Record list:
— begin —
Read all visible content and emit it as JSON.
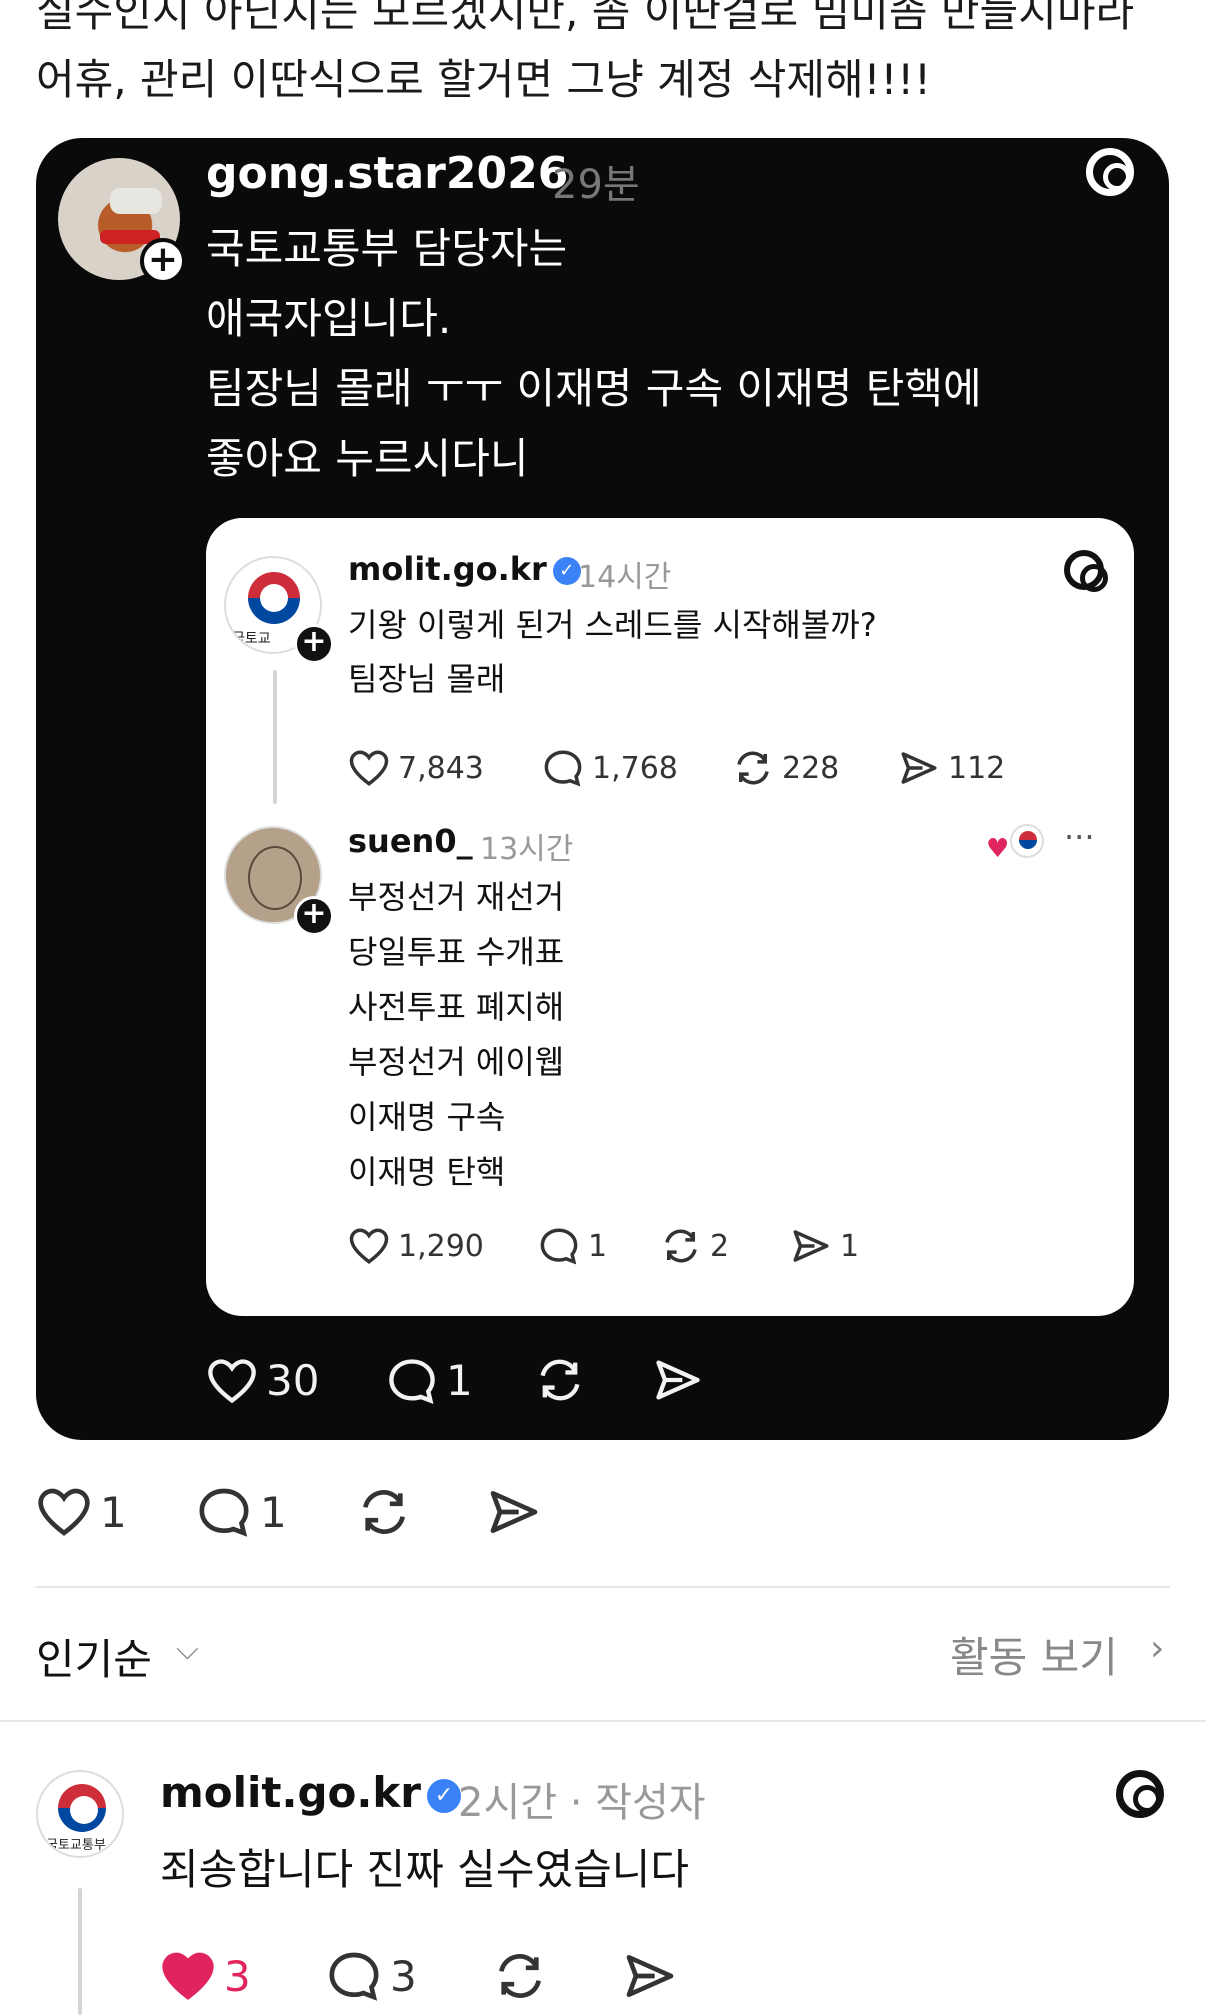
{
  "top_caption": {
    "line1": "실수인지 아닌지는 모르겠지만, 좀 이딴걸로 밈미좀 만들지마라",
    "line2": "어휴, 관리 이딴식으로 할거면 그냥 계정 삭제해!!!!"
  },
  "repost_card": {
    "username": "gong.star2026",
    "time": "29분",
    "body": [
      "국토교통부 담당자는",
      "애국자입니다.",
      "팀장님 몰래 ㅜㅜ 이재명 구속 이재명 탄핵에",
      "좋아요 누르시다니"
    ],
    "quoted": {
      "post": {
        "username": "molit.go.kr",
        "time": "14시간",
        "avatar_caption": "국토교",
        "lines": [
          "기왕 이렇게 된거 스레드를 시작해볼까?",
          "팀장님 몰래"
        ],
        "likes": "7,843",
        "replies": "1,768",
        "reposts": "228",
        "shares": "112"
      },
      "reply": {
        "username": "suen0_",
        "time": "13시간",
        "more": "···",
        "lines": [
          "부정선거 재선거",
          "당일투표 수개표",
          "사전투표 폐지해",
          "부정선거 에이웹",
          "이재명 구속",
          "이재명 탄핵"
        ],
        "likes": "1,290",
        "replies": "1",
        "reposts": "2",
        "shares": "1"
      }
    },
    "likes": "30",
    "replies": "1"
  },
  "post_stats": {
    "likes": "1",
    "replies": "1"
  },
  "sort": {
    "label": "인기순",
    "chevron": "⌵",
    "activity": "활동 보기",
    "activity_chevron": "›"
  },
  "comment": {
    "username": "molit.go.kr",
    "meta": "2시간 · 작성자",
    "avatar_caption": "국토교통부",
    "text": "죄송합니다 진짜 실수였습니다",
    "likes": "3",
    "replies": "3",
    "like_color": "#e0245e"
  },
  "colors": {
    "card_bg": "#0a0a0a",
    "verified": "#3b82f6",
    "muted": "#999999"
  },
  "icons": [
    "heart-icon",
    "comment-icon",
    "repost-icon",
    "share-icon",
    "threads-icon",
    "verified-icon",
    "plus-icon"
  ]
}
— end —
Requirement: Set down the complete material exactly, but do not include the images.

Written reply:
Read all visible content and emit it as JSON.
{
  "top_caption": {
    "line1": "실수인지 아닌지는 모르겠지만, 좀 이딴걸로 밈미좀 만들지마라",
    "line2": "어휴, 관리 이딴식으로 할거면 그냥 계정 삭제해!!!!"
  },
  "repost_card": {
    "username": "gong.star2026",
    "time": "29분",
    "body": [
      "국토교통부 담당자는",
      "애국자입니다.",
      "팀장님 몰래 ㅜㅜ 이재명 구속 이재명 탄핵에",
      "좋아요 누르시다니"
    ],
    "quoted": {
      "post": {
        "username": "molit.go.kr",
        "time": "14시간",
        "avatar_caption": "국토교",
        "lines": [
          "기왕 이렇게 된거 스레드를 시작해볼까?",
          "팀장님 몰래"
        ],
        "likes": "7,843",
        "replies": "1,768",
        "reposts": "228",
        "shares": "112"
      },
      "reply": {
        "username": "suen0_",
        "time": "13시간",
        "more": "···",
        "lines": [
          "부정선거 재선거",
          "당일투표 수개표",
          "사전투표 폐지해",
          "부정선거 에이웹",
          "이재명 구속",
          "이재명 탄핵"
        ],
        "likes": "1,290",
        "replies": "1",
        "reposts": "2",
        "shares": "1"
      }
    },
    "likes": "30",
    "replies": "1"
  },
  "post_stats": {
    "likes": "1",
    "replies": "1"
  },
  "sort": {
    "label": "인기순",
    "chevron": "⌵",
    "activity": "활동 보기",
    "activity_chevron": "›"
  },
  "comment": {
    "username": "molit.go.kr",
    "meta": "2시간 · 작성자",
    "avatar_caption": "국토교통부",
    "text": "죄송합니다 진짜 실수였습니다",
    "likes": "3",
    "replies": "3",
    "like_color": "#e0245e"
  },
  "colors": {
    "card_bg": "#0a0a0a",
    "verified": "#3b82f6",
    "muted": "#999999"
  },
  "icons": [
    "heart-icon",
    "comment-icon",
    "repost-icon",
    "share-icon",
    "threads-icon",
    "verified-icon",
    "plus-icon"
  ]
}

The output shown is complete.